**Directions for this task**. Copy out all lines that hold "text".

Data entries
※ ※ ※

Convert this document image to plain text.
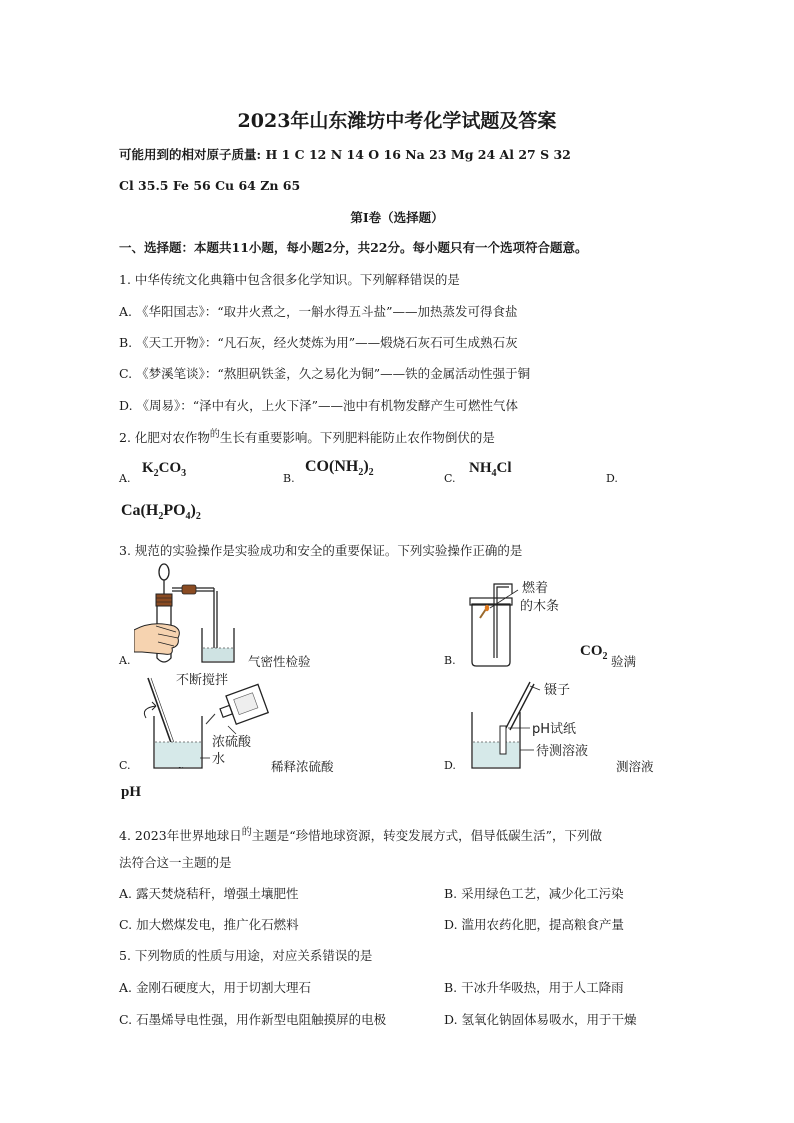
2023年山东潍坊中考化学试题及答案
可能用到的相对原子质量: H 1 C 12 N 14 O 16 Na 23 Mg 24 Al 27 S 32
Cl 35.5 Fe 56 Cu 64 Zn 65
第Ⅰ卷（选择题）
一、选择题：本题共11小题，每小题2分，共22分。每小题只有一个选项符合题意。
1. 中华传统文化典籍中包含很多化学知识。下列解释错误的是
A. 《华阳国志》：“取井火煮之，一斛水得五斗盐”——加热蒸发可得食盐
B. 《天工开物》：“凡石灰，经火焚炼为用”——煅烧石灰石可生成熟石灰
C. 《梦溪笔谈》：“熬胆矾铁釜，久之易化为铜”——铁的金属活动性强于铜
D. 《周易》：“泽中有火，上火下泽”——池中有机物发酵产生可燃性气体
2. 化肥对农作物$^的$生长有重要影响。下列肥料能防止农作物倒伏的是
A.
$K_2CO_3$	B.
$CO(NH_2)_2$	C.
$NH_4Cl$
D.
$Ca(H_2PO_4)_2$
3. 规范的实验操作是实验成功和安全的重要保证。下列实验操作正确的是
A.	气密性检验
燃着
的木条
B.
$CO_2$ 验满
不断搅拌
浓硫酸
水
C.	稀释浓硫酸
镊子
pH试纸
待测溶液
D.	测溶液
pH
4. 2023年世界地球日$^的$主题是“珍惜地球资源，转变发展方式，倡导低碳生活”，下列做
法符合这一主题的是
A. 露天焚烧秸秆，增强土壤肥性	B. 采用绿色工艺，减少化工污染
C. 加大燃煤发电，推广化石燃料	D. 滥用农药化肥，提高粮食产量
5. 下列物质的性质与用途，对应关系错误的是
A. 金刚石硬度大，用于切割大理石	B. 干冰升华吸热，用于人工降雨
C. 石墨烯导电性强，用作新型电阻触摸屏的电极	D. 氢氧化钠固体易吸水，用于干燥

※ ※ ※

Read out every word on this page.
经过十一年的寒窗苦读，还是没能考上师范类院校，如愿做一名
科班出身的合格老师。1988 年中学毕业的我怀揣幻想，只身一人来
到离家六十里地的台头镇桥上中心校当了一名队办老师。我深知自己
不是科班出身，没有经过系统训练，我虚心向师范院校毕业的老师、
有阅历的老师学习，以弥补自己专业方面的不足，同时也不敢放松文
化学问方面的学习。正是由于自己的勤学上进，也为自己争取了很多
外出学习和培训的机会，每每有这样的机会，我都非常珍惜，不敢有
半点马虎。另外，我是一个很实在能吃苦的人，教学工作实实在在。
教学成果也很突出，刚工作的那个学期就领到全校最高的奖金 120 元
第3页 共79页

※ ※ ※

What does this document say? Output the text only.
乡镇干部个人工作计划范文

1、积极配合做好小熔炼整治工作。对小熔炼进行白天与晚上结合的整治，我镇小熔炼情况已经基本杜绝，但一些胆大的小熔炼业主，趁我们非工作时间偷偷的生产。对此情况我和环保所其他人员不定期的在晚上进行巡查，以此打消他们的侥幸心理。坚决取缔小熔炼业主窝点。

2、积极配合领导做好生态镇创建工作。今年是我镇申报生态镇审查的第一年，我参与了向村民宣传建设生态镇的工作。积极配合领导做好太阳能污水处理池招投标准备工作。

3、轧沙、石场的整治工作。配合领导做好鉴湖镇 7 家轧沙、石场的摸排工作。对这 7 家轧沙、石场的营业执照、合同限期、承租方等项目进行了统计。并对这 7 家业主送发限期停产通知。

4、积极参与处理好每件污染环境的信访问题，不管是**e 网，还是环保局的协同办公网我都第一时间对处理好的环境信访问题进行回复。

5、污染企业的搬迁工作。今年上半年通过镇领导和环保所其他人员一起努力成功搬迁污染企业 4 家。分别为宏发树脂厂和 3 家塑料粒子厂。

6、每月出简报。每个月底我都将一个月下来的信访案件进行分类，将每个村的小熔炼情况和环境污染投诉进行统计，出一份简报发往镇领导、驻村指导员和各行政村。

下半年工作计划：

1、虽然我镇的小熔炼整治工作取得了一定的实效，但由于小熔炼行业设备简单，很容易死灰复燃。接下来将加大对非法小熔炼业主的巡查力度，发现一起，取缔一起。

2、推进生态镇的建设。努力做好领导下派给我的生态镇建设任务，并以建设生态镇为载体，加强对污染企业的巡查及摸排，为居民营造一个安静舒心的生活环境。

※ ※ ※

**Exercise output**.
Convert this document image to plain text.
What does this document say? Output the text only.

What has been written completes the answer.